### Dataset:

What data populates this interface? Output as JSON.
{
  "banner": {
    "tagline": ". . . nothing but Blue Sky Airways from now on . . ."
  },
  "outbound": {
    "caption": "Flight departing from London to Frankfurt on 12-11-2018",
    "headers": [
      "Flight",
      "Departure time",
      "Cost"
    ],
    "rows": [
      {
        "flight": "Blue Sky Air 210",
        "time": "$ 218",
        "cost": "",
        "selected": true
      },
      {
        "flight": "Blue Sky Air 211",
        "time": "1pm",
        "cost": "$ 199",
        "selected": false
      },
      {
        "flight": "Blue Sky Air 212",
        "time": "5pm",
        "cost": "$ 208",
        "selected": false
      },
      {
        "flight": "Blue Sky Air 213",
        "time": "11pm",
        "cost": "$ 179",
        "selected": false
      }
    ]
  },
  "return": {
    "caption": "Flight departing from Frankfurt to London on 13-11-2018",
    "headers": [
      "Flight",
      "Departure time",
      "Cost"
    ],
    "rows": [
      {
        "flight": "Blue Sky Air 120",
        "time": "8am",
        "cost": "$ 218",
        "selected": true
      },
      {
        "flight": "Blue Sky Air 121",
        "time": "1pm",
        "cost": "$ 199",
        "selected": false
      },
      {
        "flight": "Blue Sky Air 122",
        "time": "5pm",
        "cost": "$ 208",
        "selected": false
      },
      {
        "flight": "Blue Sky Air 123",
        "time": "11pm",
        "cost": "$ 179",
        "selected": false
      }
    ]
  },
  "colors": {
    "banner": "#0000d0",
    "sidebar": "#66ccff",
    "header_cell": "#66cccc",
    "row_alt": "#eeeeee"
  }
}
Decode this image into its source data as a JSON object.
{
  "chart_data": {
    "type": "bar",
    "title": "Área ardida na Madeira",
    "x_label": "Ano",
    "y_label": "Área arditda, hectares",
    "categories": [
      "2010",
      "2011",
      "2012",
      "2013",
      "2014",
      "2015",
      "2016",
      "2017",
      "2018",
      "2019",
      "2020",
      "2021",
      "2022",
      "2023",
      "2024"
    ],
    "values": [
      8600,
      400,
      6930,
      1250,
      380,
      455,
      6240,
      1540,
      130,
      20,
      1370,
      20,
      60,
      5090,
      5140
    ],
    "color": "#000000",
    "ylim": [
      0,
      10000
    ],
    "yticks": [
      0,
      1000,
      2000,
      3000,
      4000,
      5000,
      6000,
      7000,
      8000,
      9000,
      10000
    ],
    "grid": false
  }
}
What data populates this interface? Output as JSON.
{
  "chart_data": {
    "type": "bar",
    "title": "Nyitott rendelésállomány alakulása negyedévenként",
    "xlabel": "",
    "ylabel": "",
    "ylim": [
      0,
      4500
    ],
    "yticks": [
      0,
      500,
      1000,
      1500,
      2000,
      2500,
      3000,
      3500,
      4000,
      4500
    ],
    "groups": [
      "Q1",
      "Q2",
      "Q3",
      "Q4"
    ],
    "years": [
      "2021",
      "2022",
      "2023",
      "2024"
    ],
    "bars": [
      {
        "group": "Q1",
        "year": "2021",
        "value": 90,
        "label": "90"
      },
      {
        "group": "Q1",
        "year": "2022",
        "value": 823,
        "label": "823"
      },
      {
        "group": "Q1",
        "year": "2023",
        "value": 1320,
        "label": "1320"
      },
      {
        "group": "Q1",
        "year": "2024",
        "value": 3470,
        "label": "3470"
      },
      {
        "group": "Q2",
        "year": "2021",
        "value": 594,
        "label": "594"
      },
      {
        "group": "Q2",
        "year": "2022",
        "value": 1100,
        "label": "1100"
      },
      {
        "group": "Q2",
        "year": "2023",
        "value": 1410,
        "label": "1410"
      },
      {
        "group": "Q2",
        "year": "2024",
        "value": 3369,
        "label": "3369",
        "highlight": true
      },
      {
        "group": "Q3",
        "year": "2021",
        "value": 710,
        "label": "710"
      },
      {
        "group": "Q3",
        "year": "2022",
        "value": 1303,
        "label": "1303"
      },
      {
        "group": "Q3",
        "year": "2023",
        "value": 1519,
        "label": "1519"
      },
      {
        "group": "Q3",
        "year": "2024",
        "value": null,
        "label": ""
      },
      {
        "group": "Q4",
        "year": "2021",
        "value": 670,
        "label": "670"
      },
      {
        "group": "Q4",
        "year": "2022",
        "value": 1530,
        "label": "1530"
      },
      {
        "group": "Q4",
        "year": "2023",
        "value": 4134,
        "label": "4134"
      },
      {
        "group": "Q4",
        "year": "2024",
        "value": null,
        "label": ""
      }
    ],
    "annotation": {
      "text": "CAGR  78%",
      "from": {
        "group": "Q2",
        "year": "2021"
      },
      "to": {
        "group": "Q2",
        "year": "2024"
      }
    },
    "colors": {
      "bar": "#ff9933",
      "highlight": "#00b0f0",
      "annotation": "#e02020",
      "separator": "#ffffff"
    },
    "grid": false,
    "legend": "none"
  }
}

### Exercise task:
Return all the data above once more, precisely as given.

### Result:
What data populates this interface? Output as JSON.
{
  "banner": {
    "tagline": ". . . nothing but Blue Sky Airways from now on . . ."
  },
  "outbound": {
    "caption": "Flight departing from London to Frankfurt on 12-11-2018",
    "headers": [
      "Flight",
      "Departure time",
      "Cost"
    ],
    "rows": [
      {
        "flight": "Blue Sky Air 210",
        "time": "$ 218",
        "cost": "",
        "selected": true
      },
      {
        "flight": "Blue Sky Air 211",
        "time": "1pm",
        "cost": "$ 199",
        "selected": false
      },
      {
        "flight": "Blue Sky Air 212",
        "time": "5pm",
        "cost": "$ 208",
        "selected": false
      },
      {
        "flight": "Blue Sky Air 213",
        "time": "11pm",
        "cost": "$ 179",
        "selected": false
      }
    ]
  },
  "return": {
    "caption": "Flight departing from Frankfurt to London on 13-11-2018",
    "headers": [
      "Flight",
      "Departure time",
      "Cost"
    ],
    "rows": [
      {
        "flight": "Blue Sky Air 120",
        "time": "8am",
        "cost": "$ 218",
        "selected": true
      },
      {
        "flight": "Blue Sky Air 121",
        "time": "1pm",
        "cost": "$ 199",
        "selected": false
      },
      {
        "flight": "Blue Sky Air 122",
        "time": "5pm",
        "cost": "$ 208",
        "selected": false
      },
      {
        "flight": "Blue Sky Air 123",
        "time": "11pm",
        "cost": "$ 179",
        "selected": false
      }
    ]
  },
  "colors": {
    "banner": "#0000d0",
    "sidebar": "#66ccff",
    "header_cell": "#66cccc",
    "row_alt": "#eeeeee"
  }
}
Decode this image into its source data as a JSON object.
{
  "chart_data": {
    "type": "bar",
    "title": "Área ardida na Madeira",
    "x_label": "Ano",
    "y_label": "Área arditda, hectares",
    "categories": [
      "2010",
      "2011",
      "2012",
      "2013",
      "2014",
      "2015",
      "2016",
      "2017",
      "2018",
      "2019",
      "2020",
      "2021",
      "2022",
      "2023",
      "2024"
    ],
    "values": [
      8600,
      400,
      6930,
      1250,
      380,
      455,
      6240,
      1540,
      130,
      20,
      1370,
      20,
      60,
      5090,
      5140
    ],
    "color": "#000000",
    "ylim": [
      0,
      10000
    ],
    "yticks": [
      0,
      1000,
      2000,
      3000,
      4000,
      5000,
      6000,
      7000,
      8000,
      9000,
      10000
    ],
    "grid": false
  }
}
What data populates this interface? Output as JSON.
{
  "chart_data": {
    "type": "bar",
    "title": "Nyitott rendelésállomány alakulása negyedévenként",
    "xlabel": "",
    "ylabel": "",
    "ylim": [
      0,
      4500
    ],
    "yticks": [
      0,
      500,
      1000,
      1500,
      2000,
      2500,
      3000,
      3500,
      4000,
      4500
    ],
    "groups": [
      "Q1",
      "Q2",
      "Q3",
      "Q4"
    ],
    "years": [
      "2021",
      "2022",
      "2023",
      "2024"
    ],
    "bars": [
      {
        "group": "Q1",
        "year": "2021",
        "value": 90,
        "label": "90"
      },
      {
        "group": "Q1",
        "year": "2022",
        "value": 823,
        "label": "823"
      },
      {
        "group": "Q1",
        "year": "2023",
        "value": 1320,
        "label": "1320"
      },
      {
        "group": "Q1",
        "year": "2024",
        "value": 3470,
        "label": "3470"
      },
      {
        "group": "Q2",
        "year": "2021",
        "value": 594,
        "label": "594"
      },
      {
        "group": "Q2",
        "year": "2022",
        "value": 1100,
        "label": "1100"
      },
      {
        "group": "Q2",
        "year": "2023",
        "value": 1410,
        "label": "1410"
      },
      {
        "group": "Q2",
        "year": "2024",
        "value": 3369,
        "label": "3369",
        "highlight": true
      },
      {
        "group": "Q3",
        "year": "2021",
        "value": 710,
        "label": "710"
      },
      {
        "group": "Q3",
        "year": "2022",
        "value": 1303,
        "label": "1303"
      },
      {
        "group": "Q3",
        "year": "2023",
        "value": 1519,
        "label": "1519"
      },
      {
        "group": "Q3",
        "year": "2024",
        "value": null,
        "label": ""
      },
      {
        "group": "Q4",
        "year": "2021",
        "value": 670,
        "label": "670"
      },
      {
        "group": "Q4",
        "year": "2022",
        "value": 1530,
        "label": "1530"
      },
      {
        "group": "Q4",
        "year": "2023",
        "value": 4134,
        "label": "4134"
      },
      {
        "group": "Q4",
        "year": "2024",
        "value": null,
        "label": ""
      }
    ],
    "annotation": {
      "text": "CAGR  78%",
      "from": {
        "group": "Q2",
        "year": "2021"
      },
      "to": {
        "group": "Q2",
        "year": "2024"
      }
    },
    "colors": {
      "bar": "#ff9933",
      "highlight": "#00b0f0",
      "annotation": "#e02020",
      "separator": "#ffffff"
    },
    "grid": false,
    "legend": "none"
  }
}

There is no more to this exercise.